◆ Task
Repeat each record exactly as written, and drop any images.

A block of data:
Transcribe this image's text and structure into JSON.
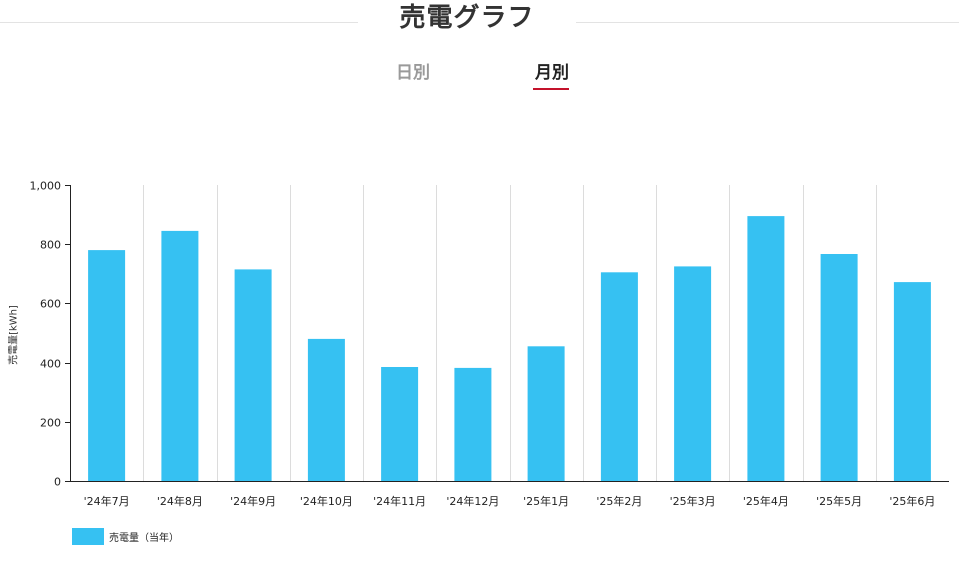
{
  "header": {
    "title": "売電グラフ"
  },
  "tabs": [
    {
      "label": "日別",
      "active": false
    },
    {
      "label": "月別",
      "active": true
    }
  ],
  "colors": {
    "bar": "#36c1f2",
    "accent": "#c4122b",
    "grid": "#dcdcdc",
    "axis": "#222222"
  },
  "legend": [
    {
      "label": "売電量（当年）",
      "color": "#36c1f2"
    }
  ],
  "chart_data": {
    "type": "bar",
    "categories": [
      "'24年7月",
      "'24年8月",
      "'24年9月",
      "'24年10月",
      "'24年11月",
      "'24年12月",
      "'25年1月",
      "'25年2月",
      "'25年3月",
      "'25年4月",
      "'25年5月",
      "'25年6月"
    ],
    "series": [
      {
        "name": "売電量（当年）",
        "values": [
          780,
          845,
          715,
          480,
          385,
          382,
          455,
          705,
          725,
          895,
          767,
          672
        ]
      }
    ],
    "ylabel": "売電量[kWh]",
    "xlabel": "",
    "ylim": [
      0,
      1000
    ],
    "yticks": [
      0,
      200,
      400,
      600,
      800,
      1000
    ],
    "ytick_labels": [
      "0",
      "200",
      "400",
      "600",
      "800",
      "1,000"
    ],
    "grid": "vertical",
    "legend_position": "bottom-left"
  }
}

◆ Task solution
Transcribe this image's text and structure into JSON.
{
  "header": {
    "title": "売電グラフ"
  },
  "tabs": [
    {
      "label": "日別",
      "active": false
    },
    {
      "label": "月別",
      "active": true
    }
  ],
  "colors": {
    "bar": "#36c1f2",
    "accent": "#c4122b",
    "grid": "#dcdcdc",
    "axis": "#222222"
  },
  "legend": [
    {
      "label": "売電量（当年）",
      "color": "#36c1f2"
    }
  ],
  "chart_data": {
    "type": "bar",
    "categories": [
      "'24年7月",
      "'24年8月",
      "'24年9月",
      "'24年10月",
      "'24年11月",
      "'24年12月",
      "'25年1月",
      "'25年2月",
      "'25年3月",
      "'25年4月",
      "'25年5月",
      "'25年6月"
    ],
    "series": [
      {
        "name": "売電量（当年）",
        "values": [
          780,
          845,
          715,
          480,
          385,
          382,
          455,
          705,
          725,
          895,
          767,
          672
        ]
      }
    ],
    "ylabel": "売電量[kWh]",
    "xlabel": "",
    "ylim": [
      0,
      1000
    ],
    "yticks": [
      0,
      200,
      400,
      600,
      800,
      1000
    ],
    "ytick_labels": [
      "0",
      "200",
      "400",
      "600",
      "800",
      "1,000"
    ],
    "grid": "vertical",
    "legend_position": "bottom-left"
  }
}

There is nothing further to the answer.